Exclude images, then output the remaining data verbatim.

PROVIDED RECORDS:
--------------------

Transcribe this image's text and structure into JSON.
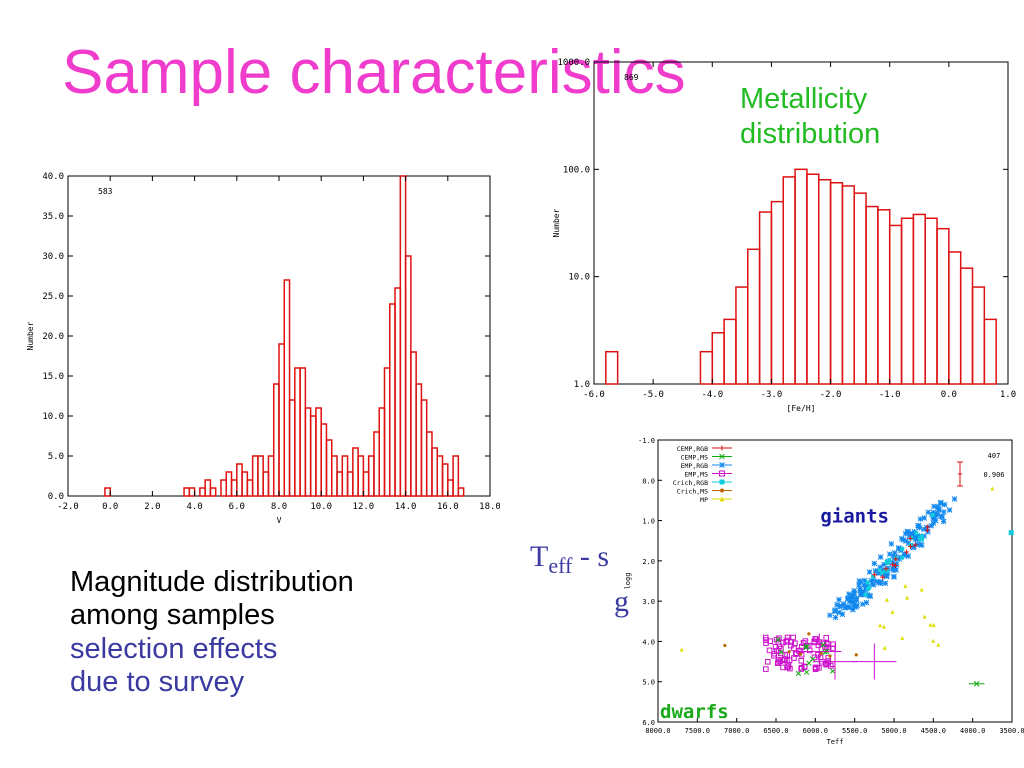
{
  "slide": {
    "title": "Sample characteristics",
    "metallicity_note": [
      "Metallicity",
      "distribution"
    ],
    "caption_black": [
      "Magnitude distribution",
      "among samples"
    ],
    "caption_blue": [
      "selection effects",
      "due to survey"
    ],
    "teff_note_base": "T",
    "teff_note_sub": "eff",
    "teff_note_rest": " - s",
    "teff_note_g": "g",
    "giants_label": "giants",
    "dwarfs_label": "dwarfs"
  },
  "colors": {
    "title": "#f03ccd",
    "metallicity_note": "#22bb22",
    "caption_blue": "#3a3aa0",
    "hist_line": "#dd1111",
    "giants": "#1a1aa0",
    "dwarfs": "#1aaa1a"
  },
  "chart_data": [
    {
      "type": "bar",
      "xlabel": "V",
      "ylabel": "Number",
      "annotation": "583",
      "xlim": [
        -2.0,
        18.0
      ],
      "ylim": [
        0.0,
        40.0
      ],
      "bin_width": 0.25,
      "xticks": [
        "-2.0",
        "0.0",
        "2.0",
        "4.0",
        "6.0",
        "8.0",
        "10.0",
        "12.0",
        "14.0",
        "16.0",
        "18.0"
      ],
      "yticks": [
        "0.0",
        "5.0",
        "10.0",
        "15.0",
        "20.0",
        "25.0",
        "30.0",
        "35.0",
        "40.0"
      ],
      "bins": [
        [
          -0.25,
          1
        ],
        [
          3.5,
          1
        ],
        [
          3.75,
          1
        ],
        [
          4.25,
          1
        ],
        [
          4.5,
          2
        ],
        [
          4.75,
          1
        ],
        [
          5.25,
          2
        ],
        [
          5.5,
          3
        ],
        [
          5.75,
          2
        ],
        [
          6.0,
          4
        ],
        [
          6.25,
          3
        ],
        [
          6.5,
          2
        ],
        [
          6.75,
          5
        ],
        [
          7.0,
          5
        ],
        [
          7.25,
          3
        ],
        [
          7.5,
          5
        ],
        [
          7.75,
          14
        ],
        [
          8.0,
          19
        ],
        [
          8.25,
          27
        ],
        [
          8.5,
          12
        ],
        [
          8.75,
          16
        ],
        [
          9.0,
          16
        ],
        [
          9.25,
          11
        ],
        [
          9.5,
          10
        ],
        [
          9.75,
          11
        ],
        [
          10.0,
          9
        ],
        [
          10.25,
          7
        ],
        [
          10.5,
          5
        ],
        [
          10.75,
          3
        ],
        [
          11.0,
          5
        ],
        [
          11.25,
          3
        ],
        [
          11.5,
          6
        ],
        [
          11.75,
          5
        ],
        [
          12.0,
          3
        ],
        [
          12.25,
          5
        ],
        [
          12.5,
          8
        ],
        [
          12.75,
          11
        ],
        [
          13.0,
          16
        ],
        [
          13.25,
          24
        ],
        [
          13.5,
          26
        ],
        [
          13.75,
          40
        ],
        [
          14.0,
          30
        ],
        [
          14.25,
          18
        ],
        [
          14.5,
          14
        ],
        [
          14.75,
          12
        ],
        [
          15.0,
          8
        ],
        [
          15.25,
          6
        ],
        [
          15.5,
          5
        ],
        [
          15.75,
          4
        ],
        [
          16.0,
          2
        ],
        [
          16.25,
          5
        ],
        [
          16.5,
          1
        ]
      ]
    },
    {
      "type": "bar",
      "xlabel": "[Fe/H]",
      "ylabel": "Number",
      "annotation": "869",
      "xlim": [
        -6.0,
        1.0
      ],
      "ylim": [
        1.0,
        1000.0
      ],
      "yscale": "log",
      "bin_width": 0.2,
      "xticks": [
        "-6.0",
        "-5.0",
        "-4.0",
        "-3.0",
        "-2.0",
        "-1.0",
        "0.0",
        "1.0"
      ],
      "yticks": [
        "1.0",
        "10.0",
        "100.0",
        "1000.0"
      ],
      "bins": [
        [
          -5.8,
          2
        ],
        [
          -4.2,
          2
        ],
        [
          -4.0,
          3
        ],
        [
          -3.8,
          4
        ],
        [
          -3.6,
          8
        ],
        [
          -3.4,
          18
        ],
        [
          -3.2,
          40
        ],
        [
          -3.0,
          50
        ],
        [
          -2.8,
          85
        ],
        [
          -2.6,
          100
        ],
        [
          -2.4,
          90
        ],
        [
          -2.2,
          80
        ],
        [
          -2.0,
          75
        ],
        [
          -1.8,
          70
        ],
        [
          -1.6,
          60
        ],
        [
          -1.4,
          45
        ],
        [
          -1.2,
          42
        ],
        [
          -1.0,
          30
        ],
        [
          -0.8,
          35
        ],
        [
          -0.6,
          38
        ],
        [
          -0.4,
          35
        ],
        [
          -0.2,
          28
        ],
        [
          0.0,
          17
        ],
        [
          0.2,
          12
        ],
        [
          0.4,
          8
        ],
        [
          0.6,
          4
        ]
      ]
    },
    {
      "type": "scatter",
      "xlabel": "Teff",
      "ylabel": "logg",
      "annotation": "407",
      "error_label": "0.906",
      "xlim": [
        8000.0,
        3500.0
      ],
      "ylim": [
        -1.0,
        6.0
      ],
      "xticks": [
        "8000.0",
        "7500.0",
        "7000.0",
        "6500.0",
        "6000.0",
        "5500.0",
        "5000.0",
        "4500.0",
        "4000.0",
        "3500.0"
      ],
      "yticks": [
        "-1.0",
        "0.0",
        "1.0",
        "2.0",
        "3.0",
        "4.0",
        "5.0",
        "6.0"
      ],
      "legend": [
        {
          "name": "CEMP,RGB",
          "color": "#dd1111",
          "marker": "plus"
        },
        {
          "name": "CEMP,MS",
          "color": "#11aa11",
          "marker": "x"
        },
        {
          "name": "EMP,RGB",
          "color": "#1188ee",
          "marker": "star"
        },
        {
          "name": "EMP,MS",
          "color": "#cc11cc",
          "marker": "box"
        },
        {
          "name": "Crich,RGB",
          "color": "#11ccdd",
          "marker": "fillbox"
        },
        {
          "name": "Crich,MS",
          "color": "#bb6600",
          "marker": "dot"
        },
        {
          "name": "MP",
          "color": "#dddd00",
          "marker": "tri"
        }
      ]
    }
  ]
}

--------------------

RESPONSE TO THIS TASK:
Transcribe this image's text and structure into JSON.
{
  "slide": {
    "title": "Sample characteristics",
    "metallicity_note": [
      "Metallicity",
      "distribution"
    ],
    "caption_black": [
      "Magnitude distribution",
      "among samples"
    ],
    "caption_blue": [
      "selection effects",
      "due to survey"
    ],
    "teff_note_base": "T",
    "teff_note_sub": "eff",
    "teff_note_rest": " - s",
    "teff_note_g": "g",
    "giants_label": "giants",
    "dwarfs_label": "dwarfs"
  },
  "colors": {
    "title": "#f03ccd",
    "metallicity_note": "#22bb22",
    "caption_blue": "#3a3aa0",
    "hist_line": "#dd1111",
    "giants": "#1a1aa0",
    "dwarfs": "#1aaa1a"
  },
  "chart_data": [
    {
      "type": "bar",
      "xlabel": "V",
      "ylabel": "Number",
      "annotation": "583",
      "xlim": [
        -2.0,
        18.0
      ],
      "ylim": [
        0.0,
        40.0
      ],
      "bin_width": 0.25,
      "xticks": [
        "-2.0",
        "0.0",
        "2.0",
        "4.0",
        "6.0",
        "8.0",
        "10.0",
        "12.0",
        "14.0",
        "16.0",
        "18.0"
      ],
      "yticks": [
        "0.0",
        "5.0",
        "10.0",
        "15.0",
        "20.0",
        "25.0",
        "30.0",
        "35.0",
        "40.0"
      ],
      "bins": [
        [
          -0.25,
          1
        ],
        [
          3.5,
          1
        ],
        [
          3.75,
          1
        ],
        [
          4.25,
          1
        ],
        [
          4.5,
          2
        ],
        [
          4.75,
          1
        ],
        [
          5.25,
          2
        ],
        [
          5.5,
          3
        ],
        [
          5.75,
          2
        ],
        [
          6.0,
          4
        ],
        [
          6.25,
          3
        ],
        [
          6.5,
          2
        ],
        [
          6.75,
          5
        ],
        [
          7.0,
          5
        ],
        [
          7.25,
          3
        ],
        [
          7.5,
          5
        ],
        [
          7.75,
          14
        ],
        [
          8.0,
          19
        ],
        [
          8.25,
          27
        ],
        [
          8.5,
          12
        ],
        [
          8.75,
          16
        ],
        [
          9.0,
          16
        ],
        [
          9.25,
          11
        ],
        [
          9.5,
          10
        ],
        [
          9.75,
          11
        ],
        [
          10.0,
          9
        ],
        [
          10.25,
          7
        ],
        [
          10.5,
          5
        ],
        [
          10.75,
          3
        ],
        [
          11.0,
          5
        ],
        [
          11.25,
          3
        ],
        [
          11.5,
          6
        ],
        [
          11.75,
          5
        ],
        [
          12.0,
          3
        ],
        [
          12.25,
          5
        ],
        [
          12.5,
          8
        ],
        [
          12.75,
          11
        ],
        [
          13.0,
          16
        ],
        [
          13.25,
          24
        ],
        [
          13.5,
          26
        ],
        [
          13.75,
          40
        ],
        [
          14.0,
          30
        ],
        [
          14.25,
          18
        ],
        [
          14.5,
          14
        ],
        [
          14.75,
          12
        ],
        [
          15.0,
          8
        ],
        [
          15.25,
          6
        ],
        [
          15.5,
          5
        ],
        [
          15.75,
          4
        ],
        [
          16.0,
          2
        ],
        [
          16.25,
          5
        ],
        [
          16.5,
          1
        ]
      ]
    },
    {
      "type": "bar",
      "xlabel": "[Fe/H]",
      "ylabel": "Number",
      "annotation": "869",
      "xlim": [
        -6.0,
        1.0
      ],
      "ylim": [
        1.0,
        1000.0
      ],
      "yscale": "log",
      "bin_width": 0.2,
      "xticks": [
        "-6.0",
        "-5.0",
        "-4.0",
        "-3.0",
        "-2.0",
        "-1.0",
        "0.0",
        "1.0"
      ],
      "yticks": [
        "1.0",
        "10.0",
        "100.0",
        "1000.0"
      ],
      "bins": [
        [
          -5.8,
          2
        ],
        [
          -4.2,
          2
        ],
        [
          -4.0,
          3
        ],
        [
          -3.8,
          4
        ],
        [
          -3.6,
          8
        ],
        [
          -3.4,
          18
        ],
        [
          -3.2,
          40
        ],
        [
          -3.0,
          50
        ],
        [
          -2.8,
          85
        ],
        [
          -2.6,
          100
        ],
        [
          -2.4,
          90
        ],
        [
          -2.2,
          80
        ],
        [
          -2.0,
          75
        ],
        [
          -1.8,
          70
        ],
        [
          -1.6,
          60
        ],
        [
          -1.4,
          45
        ],
        [
          -1.2,
          42
        ],
        [
          -1.0,
          30
        ],
        [
          -0.8,
          35
        ],
        [
          -0.6,
          38
        ],
        [
          -0.4,
          35
        ],
        [
          -0.2,
          28
        ],
        [
          0.0,
          17
        ],
        [
          0.2,
          12
        ],
        [
          0.4,
          8
        ],
        [
          0.6,
          4
        ]
      ]
    },
    {
      "type": "scatter",
      "xlabel": "Teff",
      "ylabel": "logg",
      "annotation": "407",
      "error_label": "0.906",
      "xlim": [
        8000.0,
        3500.0
      ],
      "ylim": [
        -1.0,
        6.0
      ],
      "xticks": [
        "8000.0",
        "7500.0",
        "7000.0",
        "6500.0",
        "6000.0",
        "5500.0",
        "5000.0",
        "4500.0",
        "4000.0",
        "3500.0"
      ],
      "yticks": [
        "-1.0",
        "0.0",
        "1.0",
        "2.0",
        "3.0",
        "4.0",
        "5.0",
        "6.0"
      ],
      "legend": [
        {
          "name": "CEMP,RGB",
          "color": "#dd1111",
          "marker": "plus"
        },
        {
          "name": "CEMP,MS",
          "color": "#11aa11",
          "marker": "x"
        },
        {
          "name": "EMP,RGB",
          "color": "#1188ee",
          "marker": "star"
        },
        {
          "name": "EMP,MS",
          "color": "#cc11cc",
          "marker": "box"
        },
        {
          "name": "Crich,RGB",
          "color": "#11ccdd",
          "marker": "fillbox"
        },
        {
          "name": "Crich,MS",
          "color": "#bb6600",
          "marker": "dot"
        },
        {
          "name": "MP",
          "color": "#dddd00",
          "marker": "tri"
        }
      ]
    }
  ]
}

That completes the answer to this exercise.